**Instructions to follow**
Repeat the full listing below verbatim and keep the images out.

Recorded data:
(begin)

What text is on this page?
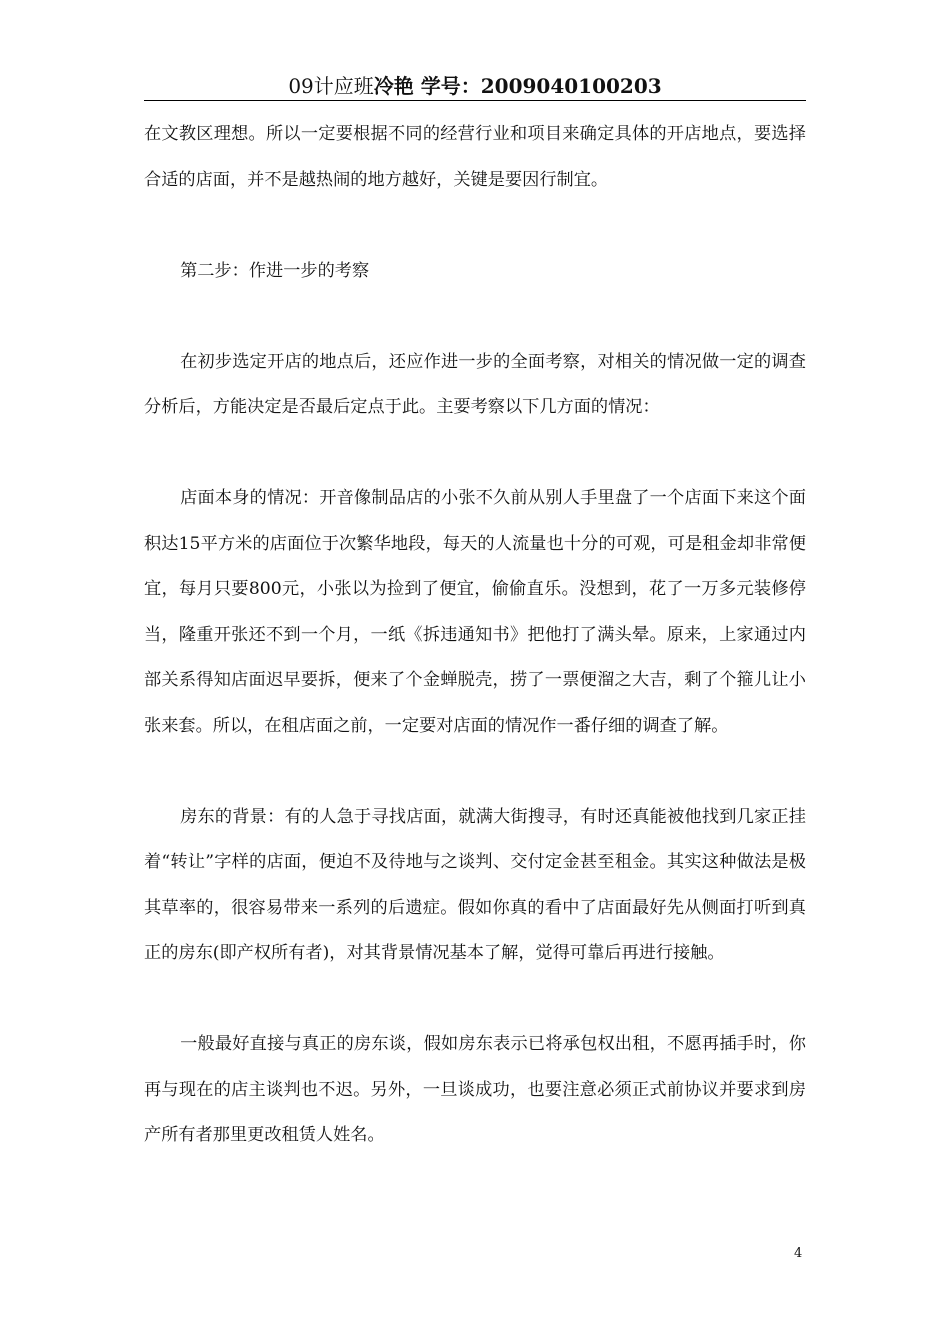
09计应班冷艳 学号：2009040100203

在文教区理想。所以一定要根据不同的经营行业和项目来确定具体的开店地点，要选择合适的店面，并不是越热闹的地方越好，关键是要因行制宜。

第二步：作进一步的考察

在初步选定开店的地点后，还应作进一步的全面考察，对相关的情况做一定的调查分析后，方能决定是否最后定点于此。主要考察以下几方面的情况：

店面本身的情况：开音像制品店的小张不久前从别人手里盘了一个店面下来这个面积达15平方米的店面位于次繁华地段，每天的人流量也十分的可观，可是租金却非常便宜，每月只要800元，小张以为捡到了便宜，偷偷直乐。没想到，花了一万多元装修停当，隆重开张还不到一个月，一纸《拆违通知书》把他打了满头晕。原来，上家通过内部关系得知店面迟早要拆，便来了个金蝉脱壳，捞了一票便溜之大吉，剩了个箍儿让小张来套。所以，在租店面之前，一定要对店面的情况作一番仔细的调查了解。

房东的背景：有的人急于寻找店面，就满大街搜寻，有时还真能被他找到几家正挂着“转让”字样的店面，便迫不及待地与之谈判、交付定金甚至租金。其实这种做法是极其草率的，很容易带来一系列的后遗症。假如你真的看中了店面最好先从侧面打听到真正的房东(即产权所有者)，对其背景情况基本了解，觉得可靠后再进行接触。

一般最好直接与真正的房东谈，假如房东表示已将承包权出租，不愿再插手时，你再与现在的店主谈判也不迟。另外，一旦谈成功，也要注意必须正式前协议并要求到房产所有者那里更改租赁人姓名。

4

(end)

**Final result**
What text is on this page?
09计应班冷艳 学号：2009040100203

在文教区理想。所以一定要根据不同的经营行业和项目来确定具体的开店地点，要选择合适的店面，并不是越热闹的地方越好，关键是要因行制宜。

第二步：作进一步的考察

在初步选定开店的地点后，还应作进一步的全面考察，对相关的情况做一定的调查分析后，方能决定是否最后定点于此。主要考察以下几方面的情况：

店面本身的情况：开音像制品店的小张不久前从别人手里盘了一个店面下来这个面积达15平方米的店面位于次繁华地段，每天的人流量也十分的可观，可是租金却非常便宜，每月只要800元，小张以为捡到了便宜，偷偷直乐。没想到，花了一万多元装修停当，隆重开张还不到一个月，一纸《拆违通知书》把他打了满头晕。原来，上家通过内部关系得知店面迟早要拆，便来了个金蝉脱壳，捞了一票便溜之大吉，剩了个箍儿让小张来套。所以，在租店面之前，一定要对店面的情况作一番仔细的调查了解。

房东的背景：有的人急于寻找店面，就满大街搜寻，有时还真能被他找到几家正挂着“转让”字样的店面，便迫不及待地与之谈判、交付定金甚至租金。其实这种做法是极其草率的，很容易带来一系列的后遗症。假如你真的看中了店面最好先从侧面打听到真正的房东(即产权所有者)，对其背景情况基本了解，觉得可靠后再进行接触。

一般最好直接与真正的房东谈，假如房东表示已将承包权出租，不愿再插手时，你再与现在的店主谈判也不迟。另外，一旦谈成功，也要注意必须正式前协议并要求到房产所有者那里更改租赁人姓名。

4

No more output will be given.